** START OF Data supplied **

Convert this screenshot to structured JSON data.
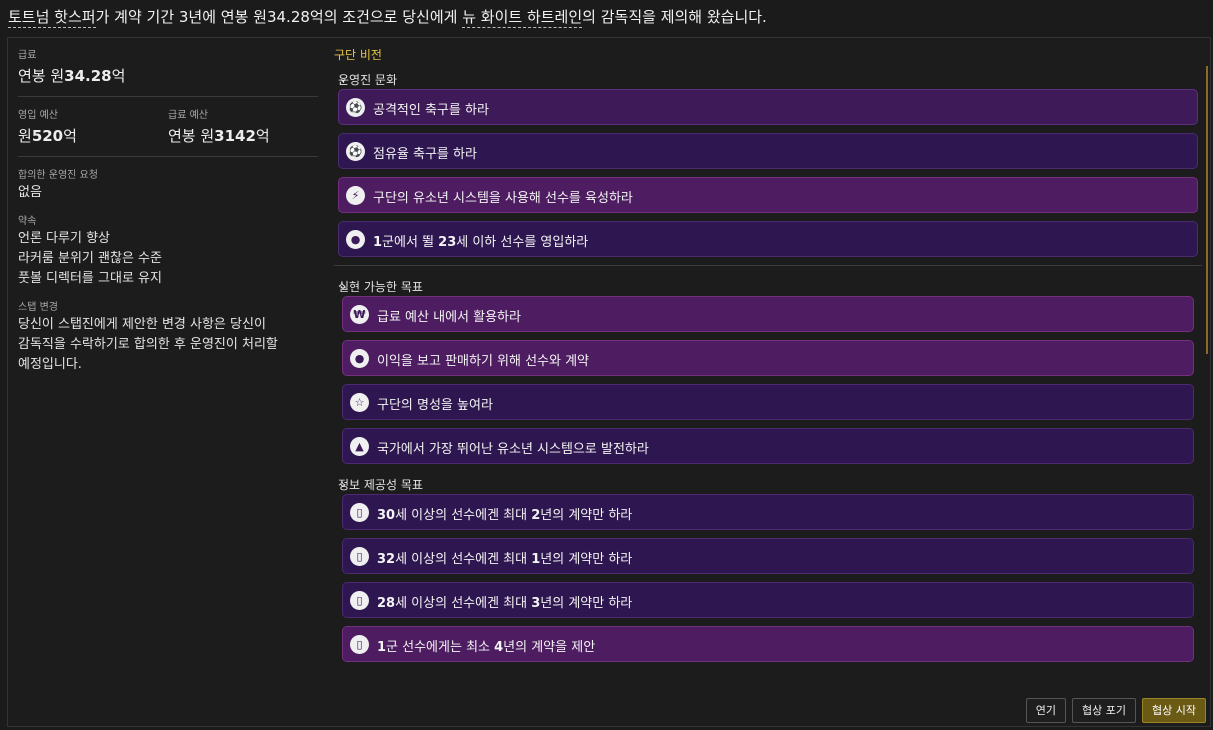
{
  "headline": {
    "club": "토트넘 핫스퍼",
    "part1": "가 계약 기간 3년에 연봉 원34.28억의 조건으로 당신에게 ",
    "team": "뉴 화이트 하트레인",
    "part2": "의 감독직을 제의해 왔습니다."
  },
  "left": {
    "salary_label": "급료",
    "salary_prefix": "연봉 원",
    "salary_value": "34.28",
    "salary_suffix": "억",
    "transfer_label": "영입 예산",
    "transfer_prefix": "원",
    "transfer_value": "520",
    "transfer_suffix": "억",
    "wage_label": "급료 예산",
    "wage_prefix": "연봉 원",
    "wage_value": "3142",
    "wage_suffix": "억",
    "board_req_label": "합의한 운영진 요청",
    "board_req_value": "없음",
    "promises_label": "약속",
    "promises": [
      "언론 다루기 향상",
      "라커룸 분위기 괜찮은 수준",
      "풋볼 디렉터를 그대로 유지"
    ],
    "staff_label": "스탭 변경",
    "staff_text_1": "당신이 스탭진에게 제안한 변경 사항은 당신이",
    "staff_text_2": "감독직을 수락하기로 합의한 후 운영진이 처리할",
    "staff_text_3": "예정입니다."
  },
  "vision": {
    "title": "구단 비전",
    "sections": [
      {
        "title": "운영진 문화",
        "items": [
          {
            "icon": "ball-icon",
            "glyph": "⚽",
            "parts": [
              "공격적인 축구를 하라"
            ]
          },
          {
            "icon": "ball-icon",
            "glyph": "⚽",
            "parts": [
              "점유율 축구를 하라"
            ]
          },
          {
            "icon": "boot-icon",
            "glyph": "⚡",
            "parts": [
              "구단의 유소년 시스템을 사용해 선수를 육성하라"
            ]
          },
          {
            "icon": "person-icon",
            "glyph": "●",
            "parts": [
              "1",
              "군에서 뛸 ",
              "23",
              "세 이하 선수를 영입하라"
            ]
          }
        ]
      },
      {
        "title": "실현 가능한 목표",
        "items": [
          {
            "icon": "money-icon",
            "glyph": "₩",
            "parts": [
              "급료 예산 내에서 활용하라"
            ]
          },
          {
            "icon": "person-icon",
            "glyph": "●",
            "parts": [
              "이익을 보고 판매하기 위해 선수와 계약"
            ]
          },
          {
            "icon": "star-icon",
            "glyph": "☆",
            "parts": [
              "구단의 명성을 높여라"
            ]
          },
          {
            "icon": "graduation-icon",
            "glyph": "▲",
            "parts": [
              "국가에서 가장 뛰어난 유소년 시스템으로 발전하라"
            ]
          }
        ]
      },
      {
        "title": "정보 제공성 목표",
        "items": [
          {
            "icon": "tablet-icon",
            "glyph": "▯",
            "parts": [
              "30",
              "세 이상의 선수에겐 최대 ",
              "2",
              "년의 계약만 하라"
            ]
          },
          {
            "icon": "tablet-icon",
            "glyph": "▯",
            "parts": [
              "32",
              "세 이상의 선수에겐 최대 ",
              "1",
              "년의 계약만 하라"
            ]
          },
          {
            "icon": "tablet-icon",
            "glyph": "▯",
            "parts": [
              "28",
              "세 이상의 선수에겐 최대 ",
              "3",
              "년의 계약만 하라"
            ]
          },
          {
            "icon": "tablet-icon",
            "glyph": "▯",
            "parts": [
              "1",
              "군 선수에게는 최소 ",
              "4",
              "년의 계약을 제안"
            ]
          }
        ]
      }
    ]
  },
  "buttons": {
    "delay": "연기",
    "abandon": "협상 포기",
    "start": "협상 시작"
  },
  "colors": {
    "accent": "#e2c44a",
    "card_purple": "#3e1a59",
    "primary_button": "#6a5a14"
  }
}
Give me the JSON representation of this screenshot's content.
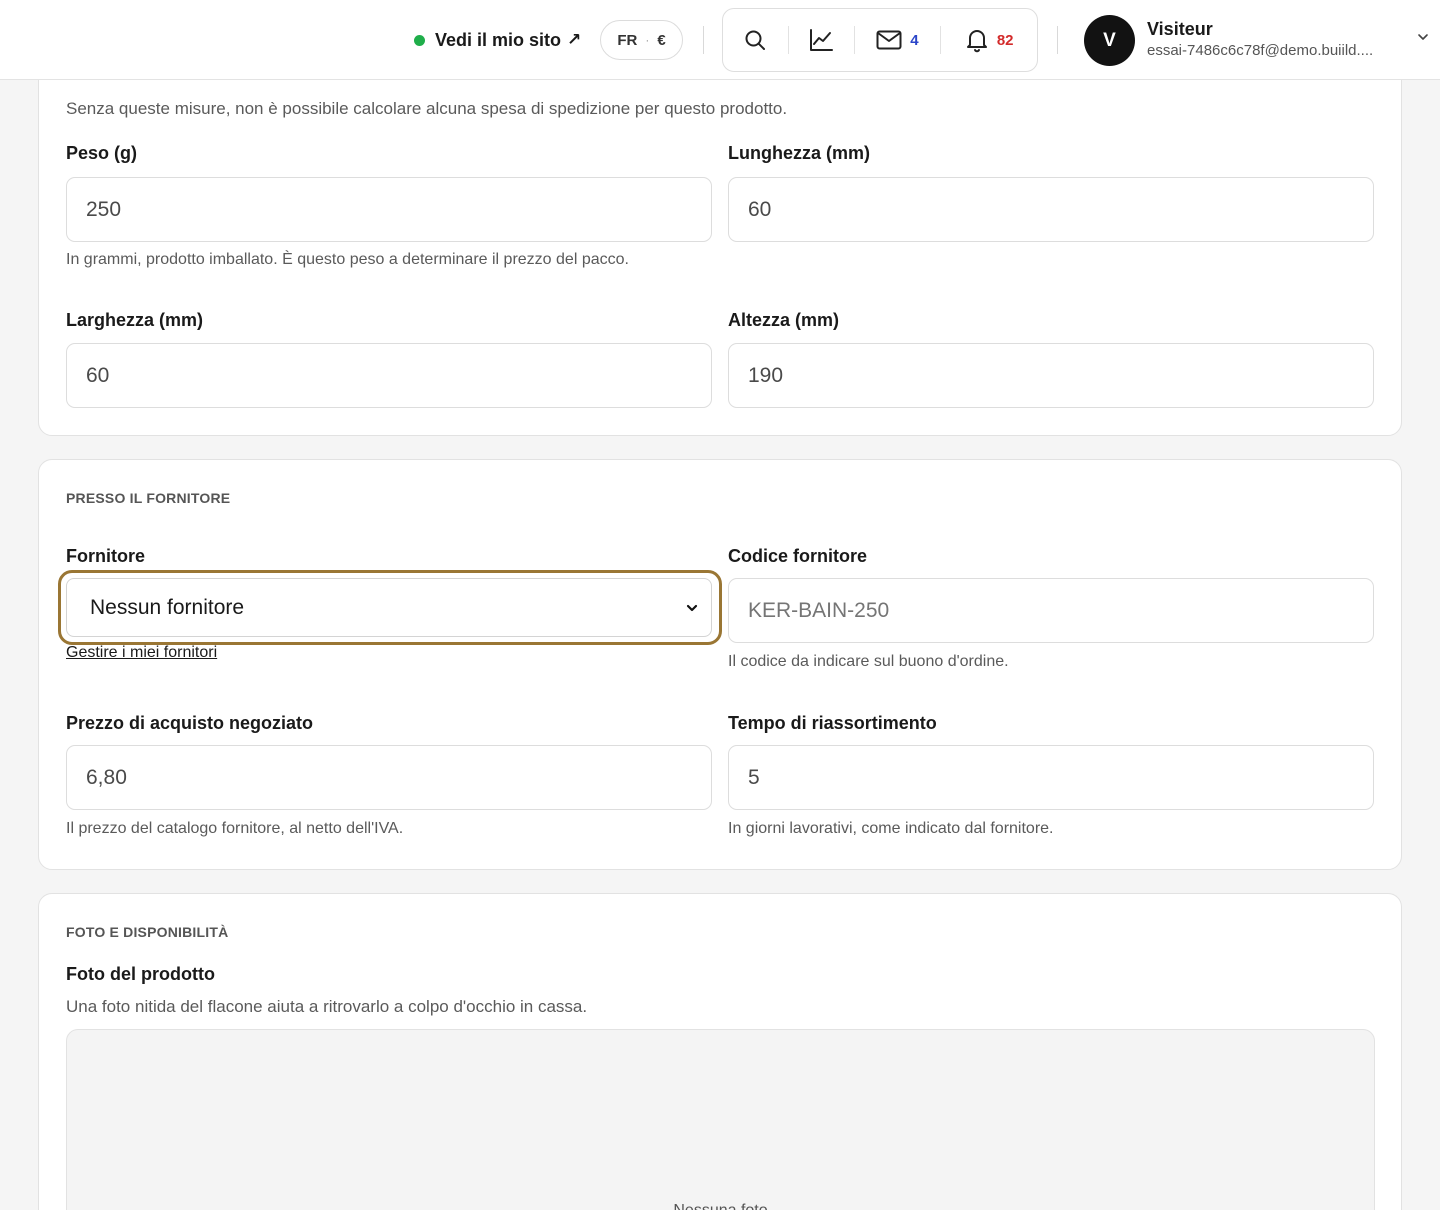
{
  "topbar": {
    "site_link_label": "Vedi il mio sito",
    "site_link_arrow": "↗",
    "locale": {
      "lang": "FR",
      "separator": "·",
      "currency": "€"
    },
    "tools": {
      "messages_count": "4",
      "notifications_count": "82"
    },
    "user": {
      "initial": "V",
      "name": "Visiteur",
      "email": "essai-7486c6c78f@demo.buiild...."
    }
  },
  "dimensions": {
    "intro": "Senza queste misure, non è possibile calcolare alcuna spesa di spedizione per questo prodotto.",
    "weight": {
      "label": "Peso (g)",
      "value": "250",
      "help": "In grammi, prodotto imballato. È questo peso a determinare il prezzo del pacco."
    },
    "length": {
      "label": "Lunghezza (mm)",
      "value": "60"
    },
    "width": {
      "label": "Larghezza (mm)",
      "value": "60"
    },
    "height": {
      "label": "Altezza (mm)",
      "value": "190"
    }
  },
  "supplier": {
    "section_title": "PRESSO IL FORNITORE",
    "supplier_field": {
      "label": "Fornitore",
      "selected": "Nessun fornitore",
      "manage_link": "Gestire i miei fornitori"
    },
    "supplier_code": {
      "label": "Codice fornitore",
      "placeholder": "KER-BAIN-250",
      "help": "Il codice da indicare sul buono d'ordine."
    },
    "purchase_price": {
      "label": "Prezzo di acquisto negoziato",
      "value": "6,80",
      "help": "Il prezzo del catalogo fornitore, al netto dell'IVA."
    },
    "restock_time": {
      "label": "Tempo di riassortimento",
      "value": "5",
      "help": "In giorni lavorativi, come indicato dal fornitore."
    }
  },
  "photo": {
    "section_title": "FOTO E DISPONIBILITÀ",
    "label": "Foto del prodotto",
    "help": "Una foto nitida del flacone aiuta a ritrovarlo a colpo d'occhio in cassa.",
    "empty_text": "Nessuna foto"
  },
  "colors": {
    "accent_focus": "#9a7634",
    "online_dot": "#1fae4a",
    "messages_badge": "#2b45c8",
    "notifications_badge": "#d32b2b"
  },
  "icons": [
    "status-dot-icon",
    "external-link-arrow-icon",
    "search-icon",
    "chart-icon",
    "mail-icon",
    "bell-icon",
    "chevron-down-icon"
  ]
}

** END OF Data supplied **

#### [Prompt]
Scan the records above for the string "this", then select every line that holds it.

#### [Exercise result]
Convert this screenshot to structured JSON data.
Give me the JSON representation of this screenshot's content.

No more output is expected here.